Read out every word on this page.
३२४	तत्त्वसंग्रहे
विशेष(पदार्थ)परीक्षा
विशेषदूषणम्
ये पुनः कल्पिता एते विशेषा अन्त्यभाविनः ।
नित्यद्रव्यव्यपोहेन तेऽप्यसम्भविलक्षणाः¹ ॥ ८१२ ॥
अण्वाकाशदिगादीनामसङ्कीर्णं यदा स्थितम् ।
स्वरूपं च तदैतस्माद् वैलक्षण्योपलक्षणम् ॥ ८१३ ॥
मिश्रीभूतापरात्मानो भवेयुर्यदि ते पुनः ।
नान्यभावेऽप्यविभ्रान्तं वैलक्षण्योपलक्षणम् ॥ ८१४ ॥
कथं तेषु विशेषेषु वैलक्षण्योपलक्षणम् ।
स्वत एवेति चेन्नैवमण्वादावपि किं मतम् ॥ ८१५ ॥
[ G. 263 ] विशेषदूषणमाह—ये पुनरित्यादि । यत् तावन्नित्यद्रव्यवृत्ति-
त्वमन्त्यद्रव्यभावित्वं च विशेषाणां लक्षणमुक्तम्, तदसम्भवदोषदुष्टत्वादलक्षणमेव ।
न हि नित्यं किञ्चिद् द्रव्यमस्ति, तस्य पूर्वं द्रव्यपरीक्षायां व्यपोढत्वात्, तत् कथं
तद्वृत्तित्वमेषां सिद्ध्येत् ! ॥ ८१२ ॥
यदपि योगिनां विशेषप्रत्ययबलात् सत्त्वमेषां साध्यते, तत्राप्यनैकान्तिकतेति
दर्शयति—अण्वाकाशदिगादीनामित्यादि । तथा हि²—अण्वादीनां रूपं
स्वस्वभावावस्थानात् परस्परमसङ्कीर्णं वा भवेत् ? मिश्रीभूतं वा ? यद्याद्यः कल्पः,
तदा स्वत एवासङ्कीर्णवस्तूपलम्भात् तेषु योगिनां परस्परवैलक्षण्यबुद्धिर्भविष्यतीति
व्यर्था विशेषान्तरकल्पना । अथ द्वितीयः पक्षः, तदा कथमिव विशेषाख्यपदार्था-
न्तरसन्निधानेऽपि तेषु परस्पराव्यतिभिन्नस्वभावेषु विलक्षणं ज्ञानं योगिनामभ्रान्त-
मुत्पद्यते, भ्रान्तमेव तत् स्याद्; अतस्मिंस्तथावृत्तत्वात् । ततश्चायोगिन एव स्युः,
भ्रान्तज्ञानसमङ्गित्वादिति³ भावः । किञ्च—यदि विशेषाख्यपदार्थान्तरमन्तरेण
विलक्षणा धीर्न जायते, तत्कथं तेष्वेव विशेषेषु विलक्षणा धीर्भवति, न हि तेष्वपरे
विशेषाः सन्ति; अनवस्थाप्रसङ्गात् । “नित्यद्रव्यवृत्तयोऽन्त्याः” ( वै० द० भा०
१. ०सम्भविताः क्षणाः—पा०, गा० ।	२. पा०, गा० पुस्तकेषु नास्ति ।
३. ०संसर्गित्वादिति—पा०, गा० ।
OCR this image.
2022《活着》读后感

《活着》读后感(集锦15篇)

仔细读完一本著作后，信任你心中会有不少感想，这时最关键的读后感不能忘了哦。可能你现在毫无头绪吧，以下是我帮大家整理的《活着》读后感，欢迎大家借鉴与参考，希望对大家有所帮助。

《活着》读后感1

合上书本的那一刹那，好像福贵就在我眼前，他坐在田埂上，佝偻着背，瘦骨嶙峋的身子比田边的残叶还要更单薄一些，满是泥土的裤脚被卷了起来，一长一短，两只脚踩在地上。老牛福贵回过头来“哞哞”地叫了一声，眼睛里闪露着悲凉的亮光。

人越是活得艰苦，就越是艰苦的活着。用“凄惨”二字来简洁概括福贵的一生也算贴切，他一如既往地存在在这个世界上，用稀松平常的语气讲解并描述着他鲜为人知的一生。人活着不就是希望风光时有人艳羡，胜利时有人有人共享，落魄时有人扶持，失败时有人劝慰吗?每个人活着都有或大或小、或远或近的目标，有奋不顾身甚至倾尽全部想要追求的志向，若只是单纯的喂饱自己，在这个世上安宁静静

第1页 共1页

----

◆ **WHAT TO WORK ON**:
Answer only with how many lines in the records include "this".

◆ **FINAL RESULT**:
2